**GOAL:** Collect each line of the entries that holds the string "North".

**PROVIDED DATA:**
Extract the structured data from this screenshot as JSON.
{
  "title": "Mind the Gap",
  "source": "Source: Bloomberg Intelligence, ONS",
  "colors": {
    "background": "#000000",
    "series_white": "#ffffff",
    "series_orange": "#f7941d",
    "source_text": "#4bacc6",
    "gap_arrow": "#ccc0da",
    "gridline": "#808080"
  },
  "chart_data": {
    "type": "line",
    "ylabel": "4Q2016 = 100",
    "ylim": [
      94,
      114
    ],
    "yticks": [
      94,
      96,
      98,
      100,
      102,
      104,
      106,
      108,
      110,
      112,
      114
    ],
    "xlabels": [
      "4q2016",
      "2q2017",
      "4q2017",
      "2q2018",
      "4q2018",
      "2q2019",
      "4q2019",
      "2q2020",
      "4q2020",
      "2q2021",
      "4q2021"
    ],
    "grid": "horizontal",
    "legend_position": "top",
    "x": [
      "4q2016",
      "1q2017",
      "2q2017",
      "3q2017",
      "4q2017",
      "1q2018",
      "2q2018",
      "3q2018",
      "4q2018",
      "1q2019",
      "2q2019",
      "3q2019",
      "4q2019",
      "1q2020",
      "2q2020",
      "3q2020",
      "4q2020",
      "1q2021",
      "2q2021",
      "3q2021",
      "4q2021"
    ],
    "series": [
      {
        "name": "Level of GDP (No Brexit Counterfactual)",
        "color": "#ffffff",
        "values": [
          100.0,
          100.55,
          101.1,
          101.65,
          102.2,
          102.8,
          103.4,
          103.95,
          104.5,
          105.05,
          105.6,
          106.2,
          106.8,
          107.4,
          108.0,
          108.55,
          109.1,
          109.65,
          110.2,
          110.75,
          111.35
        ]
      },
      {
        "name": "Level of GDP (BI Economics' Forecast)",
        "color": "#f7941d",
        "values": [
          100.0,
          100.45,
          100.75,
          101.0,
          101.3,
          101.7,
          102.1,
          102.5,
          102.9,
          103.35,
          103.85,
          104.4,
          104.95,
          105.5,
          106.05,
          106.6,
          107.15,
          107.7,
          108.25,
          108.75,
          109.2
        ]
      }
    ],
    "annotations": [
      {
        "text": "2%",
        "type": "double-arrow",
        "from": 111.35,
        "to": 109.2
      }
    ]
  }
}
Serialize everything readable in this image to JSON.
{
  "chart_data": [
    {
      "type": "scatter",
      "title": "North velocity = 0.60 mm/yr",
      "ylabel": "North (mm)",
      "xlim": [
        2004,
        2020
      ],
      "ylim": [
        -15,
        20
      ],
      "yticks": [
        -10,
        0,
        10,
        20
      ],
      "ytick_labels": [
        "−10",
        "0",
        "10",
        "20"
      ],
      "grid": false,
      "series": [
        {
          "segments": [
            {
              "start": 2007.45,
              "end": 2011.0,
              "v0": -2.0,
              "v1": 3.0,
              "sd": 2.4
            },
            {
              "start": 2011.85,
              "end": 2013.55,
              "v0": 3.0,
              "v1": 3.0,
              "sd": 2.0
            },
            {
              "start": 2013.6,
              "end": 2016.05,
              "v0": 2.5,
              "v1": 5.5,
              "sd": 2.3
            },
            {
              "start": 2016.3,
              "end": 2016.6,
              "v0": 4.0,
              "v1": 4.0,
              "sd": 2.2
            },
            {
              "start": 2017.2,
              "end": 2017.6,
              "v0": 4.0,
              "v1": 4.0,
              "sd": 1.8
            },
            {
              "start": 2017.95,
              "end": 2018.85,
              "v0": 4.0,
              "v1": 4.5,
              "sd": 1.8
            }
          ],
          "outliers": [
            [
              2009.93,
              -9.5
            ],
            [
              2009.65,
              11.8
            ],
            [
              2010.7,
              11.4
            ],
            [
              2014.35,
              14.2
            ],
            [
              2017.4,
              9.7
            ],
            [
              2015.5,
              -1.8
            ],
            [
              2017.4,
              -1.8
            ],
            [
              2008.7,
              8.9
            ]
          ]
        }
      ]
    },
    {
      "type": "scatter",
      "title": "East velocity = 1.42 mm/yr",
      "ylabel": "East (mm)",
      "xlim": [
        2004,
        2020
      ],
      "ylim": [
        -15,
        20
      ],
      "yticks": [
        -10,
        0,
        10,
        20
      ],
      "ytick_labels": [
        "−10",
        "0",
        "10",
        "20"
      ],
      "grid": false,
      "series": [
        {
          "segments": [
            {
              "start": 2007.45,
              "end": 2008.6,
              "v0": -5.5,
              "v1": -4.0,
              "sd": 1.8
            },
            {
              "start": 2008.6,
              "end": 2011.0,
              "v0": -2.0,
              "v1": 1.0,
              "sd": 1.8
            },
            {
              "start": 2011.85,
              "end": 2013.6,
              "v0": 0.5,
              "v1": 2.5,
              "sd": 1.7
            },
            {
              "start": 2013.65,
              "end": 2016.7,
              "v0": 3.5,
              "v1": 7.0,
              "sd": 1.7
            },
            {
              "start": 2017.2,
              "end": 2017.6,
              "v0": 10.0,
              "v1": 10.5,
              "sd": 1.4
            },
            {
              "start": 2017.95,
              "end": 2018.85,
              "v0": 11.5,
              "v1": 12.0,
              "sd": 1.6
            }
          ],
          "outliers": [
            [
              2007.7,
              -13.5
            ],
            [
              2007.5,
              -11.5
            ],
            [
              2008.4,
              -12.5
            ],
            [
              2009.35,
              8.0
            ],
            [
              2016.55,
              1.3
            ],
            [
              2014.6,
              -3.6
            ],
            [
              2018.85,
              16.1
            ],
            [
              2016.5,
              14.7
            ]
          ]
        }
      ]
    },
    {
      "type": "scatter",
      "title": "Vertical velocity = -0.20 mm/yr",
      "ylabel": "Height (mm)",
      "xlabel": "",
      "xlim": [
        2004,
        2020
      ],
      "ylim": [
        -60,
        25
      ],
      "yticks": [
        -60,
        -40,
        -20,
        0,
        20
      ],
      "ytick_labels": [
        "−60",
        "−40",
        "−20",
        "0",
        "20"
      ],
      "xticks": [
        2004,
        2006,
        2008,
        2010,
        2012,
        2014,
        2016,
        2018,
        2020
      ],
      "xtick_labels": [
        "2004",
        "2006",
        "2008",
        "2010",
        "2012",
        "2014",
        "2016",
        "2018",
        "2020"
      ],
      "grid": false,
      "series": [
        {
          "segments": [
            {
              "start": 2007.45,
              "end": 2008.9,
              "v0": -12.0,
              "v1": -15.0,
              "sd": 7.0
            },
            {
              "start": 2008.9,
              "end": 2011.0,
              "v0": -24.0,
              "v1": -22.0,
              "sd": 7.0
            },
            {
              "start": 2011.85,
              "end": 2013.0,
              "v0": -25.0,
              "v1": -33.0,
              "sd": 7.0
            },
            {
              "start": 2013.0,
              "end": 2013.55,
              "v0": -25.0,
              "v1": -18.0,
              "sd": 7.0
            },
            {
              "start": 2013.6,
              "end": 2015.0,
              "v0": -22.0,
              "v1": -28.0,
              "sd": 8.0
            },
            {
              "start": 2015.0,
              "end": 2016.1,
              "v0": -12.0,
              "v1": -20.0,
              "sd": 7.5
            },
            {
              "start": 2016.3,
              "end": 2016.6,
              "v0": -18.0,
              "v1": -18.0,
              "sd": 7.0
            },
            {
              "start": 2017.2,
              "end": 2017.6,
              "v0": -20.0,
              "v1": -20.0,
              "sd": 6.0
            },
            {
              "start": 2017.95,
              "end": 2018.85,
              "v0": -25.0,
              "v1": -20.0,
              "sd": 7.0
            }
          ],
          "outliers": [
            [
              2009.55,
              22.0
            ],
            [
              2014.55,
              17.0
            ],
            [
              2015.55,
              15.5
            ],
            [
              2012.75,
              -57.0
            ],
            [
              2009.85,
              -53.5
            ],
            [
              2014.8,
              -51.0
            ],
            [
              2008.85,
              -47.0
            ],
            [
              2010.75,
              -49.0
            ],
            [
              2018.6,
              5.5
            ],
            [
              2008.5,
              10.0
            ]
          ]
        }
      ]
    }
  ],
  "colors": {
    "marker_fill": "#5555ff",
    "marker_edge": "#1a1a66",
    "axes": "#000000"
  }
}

**FULL ANSWER:**
      "title": "North velocity = 0.60 mm/yr",
      "ylabel": "North (mm)",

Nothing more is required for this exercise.